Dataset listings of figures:
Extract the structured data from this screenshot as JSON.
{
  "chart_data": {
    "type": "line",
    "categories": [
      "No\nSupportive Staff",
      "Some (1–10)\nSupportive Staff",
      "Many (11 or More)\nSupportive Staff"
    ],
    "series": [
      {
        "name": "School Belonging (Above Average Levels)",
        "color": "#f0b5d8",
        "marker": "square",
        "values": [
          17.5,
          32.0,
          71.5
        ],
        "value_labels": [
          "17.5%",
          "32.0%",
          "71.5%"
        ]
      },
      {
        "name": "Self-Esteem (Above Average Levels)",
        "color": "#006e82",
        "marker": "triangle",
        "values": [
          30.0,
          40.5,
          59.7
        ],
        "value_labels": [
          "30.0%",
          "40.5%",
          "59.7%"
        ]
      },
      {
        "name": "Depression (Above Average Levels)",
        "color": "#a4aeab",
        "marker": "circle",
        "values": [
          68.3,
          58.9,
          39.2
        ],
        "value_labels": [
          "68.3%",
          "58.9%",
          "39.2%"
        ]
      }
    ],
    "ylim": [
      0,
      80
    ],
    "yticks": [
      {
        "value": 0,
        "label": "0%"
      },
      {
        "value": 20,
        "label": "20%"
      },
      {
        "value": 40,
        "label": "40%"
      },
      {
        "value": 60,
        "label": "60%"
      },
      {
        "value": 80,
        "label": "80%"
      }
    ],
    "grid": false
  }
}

Instructions for the task:
Hand back the material above in full, exactly as written.

Response:
Extract the structured data from this screenshot as JSON.
{
  "chart_data": {
    "type": "line",
    "categories": [
      "No\nSupportive Staff",
      "Some (1–10)\nSupportive Staff",
      "Many (11 or More)\nSupportive Staff"
    ],
    "series": [
      {
        "name": "School Belonging (Above Average Levels)",
        "color": "#f0b5d8",
        "marker": "square",
        "values": [
          17.5,
          32.0,
          71.5
        ],
        "value_labels": [
          "17.5%",
          "32.0%",
          "71.5%"
        ]
      },
      {
        "name": "Self-Esteem (Above Average Levels)",
        "color": "#006e82",
        "marker": "triangle",
        "values": [
          30.0,
          40.5,
          59.7
        ],
        "value_labels": [
          "30.0%",
          "40.5%",
          "59.7%"
        ]
      },
      {
        "name": "Depression (Above Average Levels)",
        "color": "#a4aeab",
        "marker": "circle",
        "values": [
          68.3,
          58.9,
          39.2
        ],
        "value_labels": [
          "68.3%",
          "58.9%",
          "39.2%"
        ]
      }
    ],
    "ylim": [
      0,
      80
    ],
    "yticks": [
      {
        "value": 0,
        "label": "0%"
      },
      {
        "value": 20,
        "label": "20%"
      },
      {
        "value": 40,
        "label": "40%"
      },
      {
        "value": 60,
        "label": "60%"
      },
      {
        "value": 80,
        "label": "80%"
      }
    ],
    "grid": false
  }
}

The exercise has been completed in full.